Stated exercise:
A faithful transcription of all the data is required.
======== Records shown ========
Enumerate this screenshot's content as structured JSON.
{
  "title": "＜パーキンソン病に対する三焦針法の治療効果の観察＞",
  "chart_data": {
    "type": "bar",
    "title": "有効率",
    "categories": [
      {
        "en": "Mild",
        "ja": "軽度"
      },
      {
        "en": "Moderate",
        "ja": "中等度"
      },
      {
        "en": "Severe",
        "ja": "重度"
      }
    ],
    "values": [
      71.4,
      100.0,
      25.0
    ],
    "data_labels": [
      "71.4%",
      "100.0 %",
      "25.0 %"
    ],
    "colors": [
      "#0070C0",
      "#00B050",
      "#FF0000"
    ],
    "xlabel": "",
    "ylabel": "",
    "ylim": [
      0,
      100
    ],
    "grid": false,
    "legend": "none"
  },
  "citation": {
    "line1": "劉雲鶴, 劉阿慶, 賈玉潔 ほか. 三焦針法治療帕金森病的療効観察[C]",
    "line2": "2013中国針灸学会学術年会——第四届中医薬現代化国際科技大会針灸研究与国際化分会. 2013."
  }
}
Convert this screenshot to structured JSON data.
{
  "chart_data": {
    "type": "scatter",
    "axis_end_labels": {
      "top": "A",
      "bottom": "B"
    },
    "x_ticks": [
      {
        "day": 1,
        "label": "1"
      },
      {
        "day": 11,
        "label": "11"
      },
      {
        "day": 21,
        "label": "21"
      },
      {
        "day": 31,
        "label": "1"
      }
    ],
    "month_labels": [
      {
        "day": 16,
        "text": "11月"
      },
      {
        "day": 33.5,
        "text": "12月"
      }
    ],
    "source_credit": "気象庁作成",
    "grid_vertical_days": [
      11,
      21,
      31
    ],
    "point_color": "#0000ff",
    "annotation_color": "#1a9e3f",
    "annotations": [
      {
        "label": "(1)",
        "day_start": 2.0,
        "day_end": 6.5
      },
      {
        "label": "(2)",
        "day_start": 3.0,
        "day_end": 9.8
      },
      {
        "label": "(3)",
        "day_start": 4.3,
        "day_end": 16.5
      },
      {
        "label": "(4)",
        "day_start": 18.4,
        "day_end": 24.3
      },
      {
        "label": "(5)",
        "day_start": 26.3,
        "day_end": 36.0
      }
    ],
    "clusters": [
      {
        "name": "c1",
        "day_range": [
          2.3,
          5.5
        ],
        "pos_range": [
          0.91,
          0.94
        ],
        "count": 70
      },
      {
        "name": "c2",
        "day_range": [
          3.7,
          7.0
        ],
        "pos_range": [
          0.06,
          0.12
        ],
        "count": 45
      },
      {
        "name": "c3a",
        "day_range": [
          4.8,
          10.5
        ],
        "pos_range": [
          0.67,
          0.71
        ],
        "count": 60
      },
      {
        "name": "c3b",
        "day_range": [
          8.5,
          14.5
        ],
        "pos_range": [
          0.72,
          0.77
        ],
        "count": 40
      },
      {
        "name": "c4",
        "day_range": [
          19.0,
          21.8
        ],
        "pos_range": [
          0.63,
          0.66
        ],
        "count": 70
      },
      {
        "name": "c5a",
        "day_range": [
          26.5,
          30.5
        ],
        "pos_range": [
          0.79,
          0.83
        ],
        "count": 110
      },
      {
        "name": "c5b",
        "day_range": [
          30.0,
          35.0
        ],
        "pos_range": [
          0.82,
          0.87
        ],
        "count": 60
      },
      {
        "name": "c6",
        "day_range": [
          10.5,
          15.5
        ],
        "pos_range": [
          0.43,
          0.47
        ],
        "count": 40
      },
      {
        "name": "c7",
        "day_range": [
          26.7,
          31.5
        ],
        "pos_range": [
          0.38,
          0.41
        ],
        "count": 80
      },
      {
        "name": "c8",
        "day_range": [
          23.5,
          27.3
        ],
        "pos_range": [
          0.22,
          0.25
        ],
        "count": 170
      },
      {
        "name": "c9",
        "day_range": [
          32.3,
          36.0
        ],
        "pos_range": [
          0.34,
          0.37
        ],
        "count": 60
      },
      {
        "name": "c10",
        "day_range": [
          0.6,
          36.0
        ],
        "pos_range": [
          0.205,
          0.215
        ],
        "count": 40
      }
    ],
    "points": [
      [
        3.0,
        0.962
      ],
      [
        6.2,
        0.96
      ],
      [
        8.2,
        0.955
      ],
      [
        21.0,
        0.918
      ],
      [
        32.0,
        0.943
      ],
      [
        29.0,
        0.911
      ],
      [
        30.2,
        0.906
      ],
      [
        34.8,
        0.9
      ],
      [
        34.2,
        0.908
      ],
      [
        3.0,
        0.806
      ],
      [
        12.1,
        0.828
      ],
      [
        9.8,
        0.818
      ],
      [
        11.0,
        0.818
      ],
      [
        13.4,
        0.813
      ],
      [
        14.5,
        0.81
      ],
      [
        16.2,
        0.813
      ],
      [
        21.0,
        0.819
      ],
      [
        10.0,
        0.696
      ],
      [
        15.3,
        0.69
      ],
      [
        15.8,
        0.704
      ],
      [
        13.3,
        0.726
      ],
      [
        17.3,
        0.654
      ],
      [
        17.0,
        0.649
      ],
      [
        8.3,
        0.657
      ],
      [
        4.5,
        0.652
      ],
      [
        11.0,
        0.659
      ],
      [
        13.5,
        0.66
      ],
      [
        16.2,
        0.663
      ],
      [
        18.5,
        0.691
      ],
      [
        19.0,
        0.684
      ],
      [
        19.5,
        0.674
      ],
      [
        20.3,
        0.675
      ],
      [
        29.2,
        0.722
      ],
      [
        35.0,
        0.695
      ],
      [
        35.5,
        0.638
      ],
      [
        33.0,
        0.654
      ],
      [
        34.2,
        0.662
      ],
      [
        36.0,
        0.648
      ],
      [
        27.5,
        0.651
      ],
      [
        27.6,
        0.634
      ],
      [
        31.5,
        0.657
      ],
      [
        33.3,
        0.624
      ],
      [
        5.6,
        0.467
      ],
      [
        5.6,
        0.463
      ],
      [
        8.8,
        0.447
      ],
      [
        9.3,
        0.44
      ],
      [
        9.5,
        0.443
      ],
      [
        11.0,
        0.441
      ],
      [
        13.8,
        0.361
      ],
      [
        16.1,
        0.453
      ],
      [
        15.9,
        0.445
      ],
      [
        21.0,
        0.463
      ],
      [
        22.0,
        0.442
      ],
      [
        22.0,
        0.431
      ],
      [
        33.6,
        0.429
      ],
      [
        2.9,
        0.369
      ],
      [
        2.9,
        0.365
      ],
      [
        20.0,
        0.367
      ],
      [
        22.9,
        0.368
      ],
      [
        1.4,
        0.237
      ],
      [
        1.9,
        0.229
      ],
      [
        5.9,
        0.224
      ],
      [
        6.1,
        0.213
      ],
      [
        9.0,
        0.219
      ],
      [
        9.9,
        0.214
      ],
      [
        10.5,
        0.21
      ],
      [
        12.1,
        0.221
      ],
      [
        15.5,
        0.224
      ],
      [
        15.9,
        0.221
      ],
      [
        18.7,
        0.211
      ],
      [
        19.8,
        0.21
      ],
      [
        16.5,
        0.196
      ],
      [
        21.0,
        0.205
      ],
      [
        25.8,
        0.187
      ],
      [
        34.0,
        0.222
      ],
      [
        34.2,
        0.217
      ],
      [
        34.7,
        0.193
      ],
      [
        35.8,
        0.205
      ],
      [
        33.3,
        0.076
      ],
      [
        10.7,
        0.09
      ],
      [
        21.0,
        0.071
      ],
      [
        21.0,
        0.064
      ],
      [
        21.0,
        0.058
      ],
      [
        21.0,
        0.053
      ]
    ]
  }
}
========
The solution:
Enumerate this screenshot's content as structured JSON.
{
  "title": "＜パーキンソン病に対する三焦針法の治療効果の観察＞",
  "chart_data": {
    "type": "bar",
    "title": "有効率",
    "categories": [
      {
        "en": "Mild",
        "ja": "軽度"
      },
      {
        "en": "Moderate",
        "ja": "中等度"
      },
      {
        "en": "Severe",
        "ja": "重度"
      }
    ],
    "values": [
      71.4,
      100.0,
      25.0
    ],
    "data_labels": [
      "71.4%",
      "100.0 %",
      "25.0 %"
    ],
    "colors": [
      "#0070C0",
      "#00B050",
      "#FF0000"
    ],
    "xlabel": "",
    "ylabel": "",
    "ylim": [
      0,
      100
    ],
    "grid": false,
    "legend": "none"
  },
  "citation": {
    "line1": "劉雲鶴, 劉阿慶, 賈玉潔 ほか. 三焦針法治療帕金森病的療効観察[C]",
    "line2": "2013中国針灸学会学術年会——第四届中医薬現代化国際科技大会針灸研究与国際化分会. 2013."
  }
}
Convert this screenshot to structured JSON data.
{
  "chart_data": {
    "type": "scatter",
    "axis_end_labels": {
      "top": "A",
      "bottom": "B"
    },
    "x_ticks": [
      {
        "day": 1,
        "label": "1"
      },
      {
        "day": 11,
        "label": "11"
      },
      {
        "day": 21,
        "label": "21"
      },
      {
        "day": 31,
        "label": "1"
      }
    ],
    "month_labels": [
      {
        "day": 16,
        "text": "11月"
      },
      {
        "day": 33.5,
        "text": "12月"
      }
    ],
    "source_credit": "気象庁作成",
    "grid_vertical_days": [
      11,
      21,
      31
    ],
    "point_color": "#0000ff",
    "annotation_color": "#1a9e3f",
    "annotations": [
      {
        "label": "(1)",
        "day_start": 2.0,
        "day_end": 6.5
      },
      {
        "label": "(2)",
        "day_start": 3.0,
        "day_end": 9.8
      },
      {
        "label": "(3)",
        "day_start": 4.3,
        "day_end": 16.5
      },
      {
        "label": "(4)",
        "day_start": 18.4,
        "day_end": 24.3
      },
      {
        "label": "(5)",
        "day_start": 26.3,
        "day_end": 36.0
      }
    ],
    "clusters": [
      {
        "name": "c1",
        "day_range": [
          2.3,
          5.5
        ],
        "pos_range": [
          0.91,
          0.94
        ],
        "count": 70
      },
      {
        "name": "c2",
        "day_range": [
          3.7,
          7.0
        ],
        "pos_range": [
          0.06,
          0.12
        ],
        "count": 45
      },
      {
        "name": "c3a",
        "day_range": [
          4.8,
          10.5
        ],
        "pos_range": [
          0.67,
          0.71
        ],
        "count": 60
      },
      {
        "name": "c3b",
        "day_range": [
          8.5,
          14.5
        ],
        "pos_range": [
          0.72,
          0.77
        ],
        "count": 40
      },
      {
        "name": "c4",
        "day_range": [
          19.0,
          21.8
        ],
        "pos_range": [
          0.63,
          0.66
        ],
        "count": 70
      },
      {
        "name": "c5a",
        "day_range": [
          26.5,
          30.5
        ],
        "pos_range": [
          0.79,
          0.83
        ],
        "count": 110
      },
      {
        "name": "c5b",
        "day_range": [
          30.0,
          35.0
        ],
        "pos_range": [
          0.82,
          0.87
        ],
        "count": 60
      },
      {
        "name": "c6",
        "day_range": [
          10.5,
          15.5
        ],
        "pos_range": [
          0.43,
          0.47
        ],
        "count": 40
      },
      {
        "name": "c7",
        "day_range": [
          26.7,
          31.5
        ],
        "pos_range": [
          0.38,
          0.41
        ],
        "count": 80
      },
      {
        "name": "c8",
        "day_range": [
          23.5,
          27.3
        ],
        "pos_range": [
          0.22,
          0.25
        ],
        "count": 170
      },
      {
        "name": "c9",
        "day_range": [
          32.3,
          36.0
        ],
        "pos_range": [
          0.34,
          0.37
        ],
        "count": 60
      },
      {
        "name": "c10",
        "day_range": [
          0.6,
          36.0
        ],
        "pos_range": [
          0.205,
          0.215
        ],
        "count": 40
      }
    ],
    "points": [
      [
        3.0,
        0.962
      ],
      [
        6.2,
        0.96
      ],
      [
        8.2,
        0.955
      ],
      [
        21.0,
        0.918
      ],
      [
        32.0,
        0.943
      ],
      [
        29.0,
        0.911
      ],
      [
        30.2,
        0.906
      ],
      [
        34.8,
        0.9
      ],
      [
        34.2,
        0.908
      ],
      [
        3.0,
        0.806
      ],
      [
        12.1,
        0.828
      ],
      [
        9.8,
        0.818
      ],
      [
        11.0,
        0.818
      ],
      [
        13.4,
        0.813
      ],
      [
        14.5,
        0.81
      ],
      [
        16.2,
        0.813
      ],
      [
        21.0,
        0.819
      ],
      [
        10.0,
        0.696
      ],
      [
        15.3,
        0.69
      ],
      [
        15.8,
        0.704
      ],
      [
        13.3,
        0.726
      ],
      [
        17.3,
        0.654
      ],
      [
        17.0,
        0.649
      ],
      [
        8.3,
        0.657
      ],
      [
        4.5,
        0.652
      ],
      [
        11.0,
        0.659
      ],
      [
        13.5,
        0.66
      ],
      [
        16.2,
        0.663
      ],
      [
        18.5,
        0.691
      ],
      [
        19.0,
        0.684
      ],
      [
        19.5,
        0.674
      ],
      [
        20.3,
        0.675
      ],
      [
        29.2,
        0.722
      ],
      [
        35.0,
        0.695
      ],
      [
        35.5,
        0.638
      ],
      [
        33.0,
        0.654
      ],
      [
        34.2,
        0.662
      ],
      [
        36.0,
        0.648
      ],
      [
        27.5,
        0.651
      ],
      [
        27.6,
        0.634
      ],
      [
        31.5,
        0.657
      ],
      [
        33.3,
        0.624
      ],
      [
        5.6,
        0.467
      ],
      [
        5.6,
        0.463
      ],
      [
        8.8,
        0.447
      ],
      [
        9.3,
        0.44
      ],
      [
        9.5,
        0.443
      ],
      [
        11.0,
        0.441
      ],
      [
        13.8,
        0.361
      ],
      [
        16.1,
        0.453
      ],
      [
        15.9,
        0.445
      ],
      [
        21.0,
        0.463
      ],
      [
        22.0,
        0.442
      ],
      [
        22.0,
        0.431
      ],
      [
        33.6,
        0.429
      ],
      [
        2.9,
        0.369
      ],
      [
        2.9,
        0.365
      ],
      [
        20.0,
        0.367
      ],
      [
        22.9,
        0.368
      ],
      [
        1.4,
        0.237
      ],
      [
        1.9,
        0.229
      ],
      [
        5.9,
        0.224
      ],
      [
        6.1,
        0.213
      ],
      [
        9.0,
        0.219
      ],
      [
        9.9,
        0.214
      ],
      [
        10.5,
        0.21
      ],
      [
        12.1,
        0.221
      ],
      [
        15.5,
        0.224
      ],
      [
        15.9,
        0.221
      ],
      [
        18.7,
        0.211
      ],
      [
        19.8,
        0.21
      ],
      [
        16.5,
        0.196
      ],
      [
        21.0,
        0.205
      ],
      [
        25.8,
        0.187
      ],
      [
        34.0,
        0.222
      ],
      [
        34.2,
        0.217
      ],
      [
        34.7,
        0.193
      ],
      [
        35.8,
        0.205
      ],
      [
        33.3,
        0.076
      ],
      [
        10.7,
        0.09
      ],
      [
        21.0,
        0.071
      ],
      [
        21.0,
        0.064
      ],
      [
        21.0,
        0.058
      ],
      [
        21.0,
        0.053
      ]
    ]
  }
}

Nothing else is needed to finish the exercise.